Input records:
— START —
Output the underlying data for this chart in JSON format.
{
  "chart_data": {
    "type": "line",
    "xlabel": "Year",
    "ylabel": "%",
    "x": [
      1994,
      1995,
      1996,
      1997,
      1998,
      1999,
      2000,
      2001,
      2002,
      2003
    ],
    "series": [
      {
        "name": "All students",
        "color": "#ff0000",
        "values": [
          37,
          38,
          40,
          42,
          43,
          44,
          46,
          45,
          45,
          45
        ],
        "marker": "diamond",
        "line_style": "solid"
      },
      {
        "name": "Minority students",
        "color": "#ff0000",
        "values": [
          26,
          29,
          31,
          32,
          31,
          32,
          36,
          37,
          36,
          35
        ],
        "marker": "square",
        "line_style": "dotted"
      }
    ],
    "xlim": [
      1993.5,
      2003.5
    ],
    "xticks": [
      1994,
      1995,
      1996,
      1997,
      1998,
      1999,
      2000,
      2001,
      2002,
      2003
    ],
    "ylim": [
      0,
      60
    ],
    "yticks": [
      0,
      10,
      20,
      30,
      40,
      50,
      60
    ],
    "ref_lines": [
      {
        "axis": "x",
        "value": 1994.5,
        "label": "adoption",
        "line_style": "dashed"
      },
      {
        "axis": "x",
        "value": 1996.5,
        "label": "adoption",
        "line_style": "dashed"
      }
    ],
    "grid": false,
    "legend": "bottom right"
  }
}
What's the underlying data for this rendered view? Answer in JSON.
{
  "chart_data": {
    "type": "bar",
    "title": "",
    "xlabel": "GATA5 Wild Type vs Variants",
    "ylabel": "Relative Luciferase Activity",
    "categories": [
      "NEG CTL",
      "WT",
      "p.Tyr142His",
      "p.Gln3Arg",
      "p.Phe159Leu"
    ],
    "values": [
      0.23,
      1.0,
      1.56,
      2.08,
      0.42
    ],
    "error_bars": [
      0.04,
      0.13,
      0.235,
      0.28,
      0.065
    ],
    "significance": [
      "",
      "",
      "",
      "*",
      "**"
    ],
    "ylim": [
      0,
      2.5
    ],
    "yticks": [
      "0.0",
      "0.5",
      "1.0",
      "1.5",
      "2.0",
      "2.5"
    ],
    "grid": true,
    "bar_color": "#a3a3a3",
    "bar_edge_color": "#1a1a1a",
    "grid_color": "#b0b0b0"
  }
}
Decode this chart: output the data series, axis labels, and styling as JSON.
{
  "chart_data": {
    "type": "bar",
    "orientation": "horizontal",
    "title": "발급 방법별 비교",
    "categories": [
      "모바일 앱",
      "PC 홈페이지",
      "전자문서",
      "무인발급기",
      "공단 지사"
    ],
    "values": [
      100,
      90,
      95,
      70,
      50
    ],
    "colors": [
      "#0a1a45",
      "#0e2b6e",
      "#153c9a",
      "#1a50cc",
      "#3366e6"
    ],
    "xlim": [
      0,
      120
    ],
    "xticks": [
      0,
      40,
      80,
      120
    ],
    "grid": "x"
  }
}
— END —
Request: Using the listing above, please repeat every entry exactly.

Expected output:
Output the underlying data for this chart in JSON format.
{
  "chart_data": {
    "type": "line",
    "xlabel": "Year",
    "ylabel": "%",
    "x": [
      1994,
      1995,
      1996,
      1997,
      1998,
      1999,
      2000,
      2001,
      2002,
      2003
    ],
    "series": [
      {
        "name": "All students",
        "color": "#ff0000",
        "values": [
          37,
          38,
          40,
          42,
          43,
          44,
          46,
          45,
          45,
          45
        ],
        "marker": "diamond",
        "line_style": "solid"
      },
      {
        "name": "Minority students",
        "color": "#ff0000",
        "values": [
          26,
          29,
          31,
          32,
          31,
          32,
          36,
          37,
          36,
          35
        ],
        "marker": "square",
        "line_style": "dotted"
      }
    ],
    "xlim": [
      1993.5,
      2003.5
    ],
    "xticks": [
      1994,
      1995,
      1996,
      1997,
      1998,
      1999,
      2000,
      2001,
      2002,
      2003
    ],
    "ylim": [
      0,
      60
    ],
    "yticks": [
      0,
      10,
      20,
      30,
      40,
      50,
      60
    ],
    "ref_lines": [
      {
        "axis": "x",
        "value": 1994.5,
        "label": "adoption",
        "line_style": "dashed"
      },
      {
        "axis": "x",
        "value": 1996.5,
        "label": "adoption",
        "line_style": "dashed"
      }
    ],
    "grid": false,
    "legend": "bottom right"
  }
}
What's the underlying data for this rendered view? Answer in JSON.
{
  "chart_data": {
    "type": "bar",
    "title": "",
    "xlabel": "GATA5 Wild Type vs Variants",
    "ylabel": "Relative Luciferase Activity",
    "categories": [
      "NEG CTL",
      "WT",
      "p.Tyr142His",
      "p.Gln3Arg",
      "p.Phe159Leu"
    ],
    "values": [
      0.23,
      1.0,
      1.56,
      2.08,
      0.42
    ],
    "error_bars": [
      0.04,
      0.13,
      0.235,
      0.28,
      0.065
    ],
    "significance": [
      "",
      "",
      "",
      "*",
      "**"
    ],
    "ylim": [
      0,
      2.5
    ],
    "yticks": [
      "0.0",
      "0.5",
      "1.0",
      "1.5",
      "2.0",
      "2.5"
    ],
    "grid": true,
    "bar_color": "#a3a3a3",
    "bar_edge_color": "#1a1a1a",
    "grid_color": "#b0b0b0"
  }
}
Decode this chart: output the data series, axis labels, and styling as JSON.
{
  "chart_data": {
    "type": "bar",
    "orientation": "horizontal",
    "title": "발급 방법별 비교",
    "categories": [
      "모바일 앱",
      "PC 홈페이지",
      "전자문서",
      "무인발급기",
      "공단 지사"
    ],
    "values": [
      100,
      90,
      95,
      70,
      50
    ],
    "colors": [
      "#0a1a45",
      "#0e2b6e",
      "#153c9a",
      "#1a50cc",
      "#3366e6"
    ],
    "xlim": [
      0,
      120
    ],
    "xticks": [
      0,
      40,
      80,
      120
    ],
    "grid": "x"
  }
}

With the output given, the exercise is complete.